Given request: Pictures appear in the records below; write out everything else exactly.

+ + + +

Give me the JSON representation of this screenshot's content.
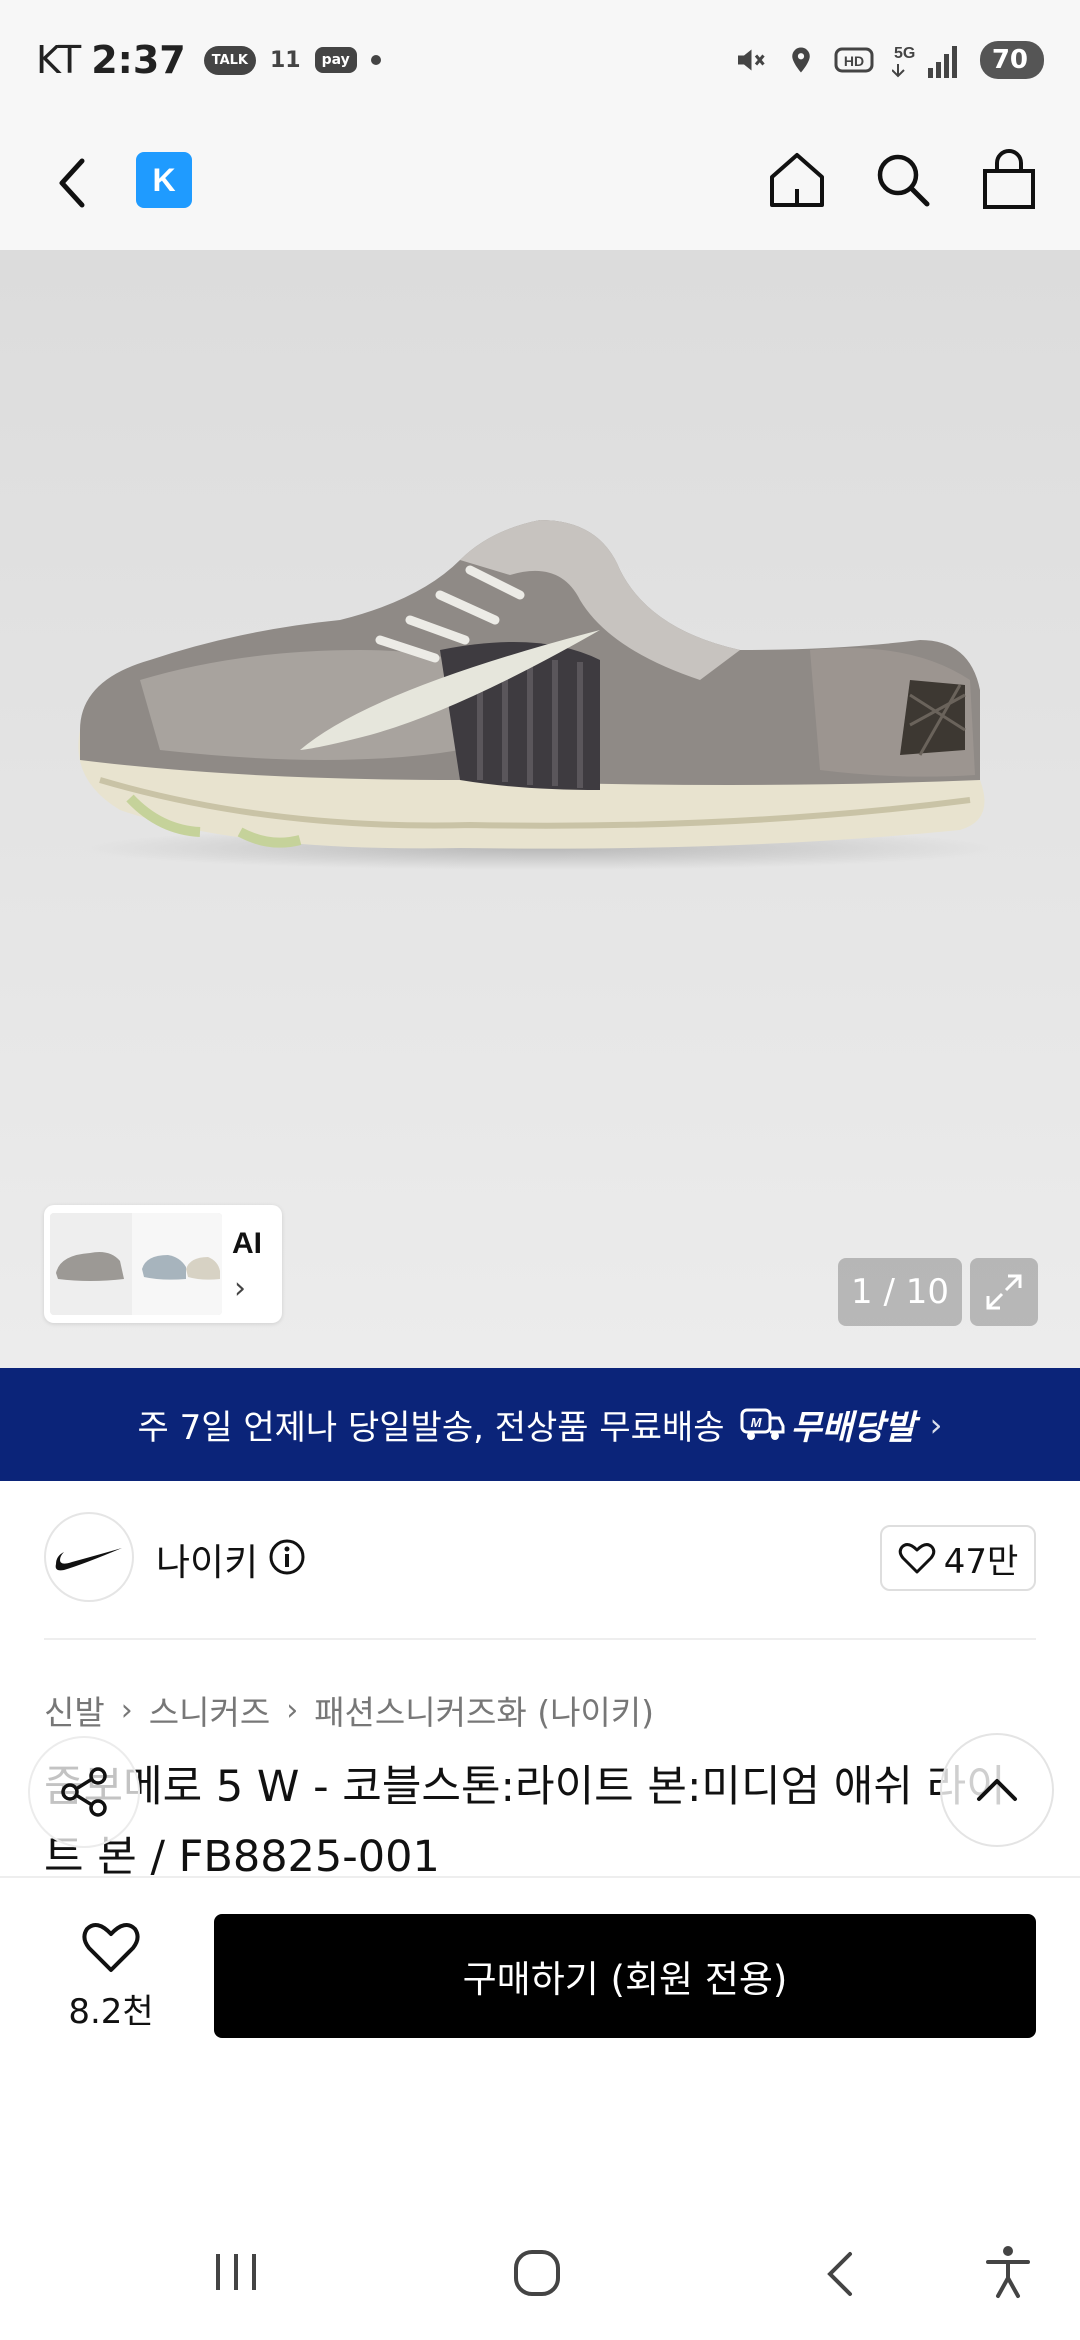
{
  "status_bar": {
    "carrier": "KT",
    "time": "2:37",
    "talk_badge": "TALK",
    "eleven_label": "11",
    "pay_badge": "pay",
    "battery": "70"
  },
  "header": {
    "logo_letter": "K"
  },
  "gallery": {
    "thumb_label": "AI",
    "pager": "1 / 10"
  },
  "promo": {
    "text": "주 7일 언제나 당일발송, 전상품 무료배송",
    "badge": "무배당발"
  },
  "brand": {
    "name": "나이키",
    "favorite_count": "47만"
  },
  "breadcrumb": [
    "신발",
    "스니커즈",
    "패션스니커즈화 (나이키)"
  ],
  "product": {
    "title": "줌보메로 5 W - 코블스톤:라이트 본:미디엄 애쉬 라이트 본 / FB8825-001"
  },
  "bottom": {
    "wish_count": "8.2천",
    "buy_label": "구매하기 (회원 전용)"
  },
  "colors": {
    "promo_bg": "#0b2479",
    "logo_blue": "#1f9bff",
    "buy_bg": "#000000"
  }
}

+ + + +

Exercise answer:
Give me the JSON representation of this screenshot's content.
{
  "status_bar": {
    "carrier": "KT",
    "time": "2:37",
    "talk_badge": "TALK",
    "eleven_label": "11",
    "pay_badge": "pay",
    "battery": "70"
  },
  "header": {
    "logo_letter": "K"
  },
  "gallery": {
    "thumb_label": "AI",
    "pager": "1 / 10"
  },
  "promo": {
    "text": "주 7일 언제나 당일발송, 전상품 무료배송",
    "badge": "무배당발"
  },
  "brand": {
    "name": "나이키",
    "favorite_count": "47만"
  },
  "breadcrumb": [
    "신발",
    "스니커즈",
    "패션스니커즈화 (나이키)"
  ],
  "product": {
    "title": "줌보메로 5 W - 코블스톤:라이트 본:미디엄 애쉬 라이트 본 / FB8825-001"
  },
  "bottom": {
    "wish_count": "8.2천",
    "buy_label": "구매하기 (회원 전용)"
  },
  "colors": {
    "promo_bg": "#0b2479",
    "logo_blue": "#1f9bff",
    "buy_bg": "#000000"
  }
}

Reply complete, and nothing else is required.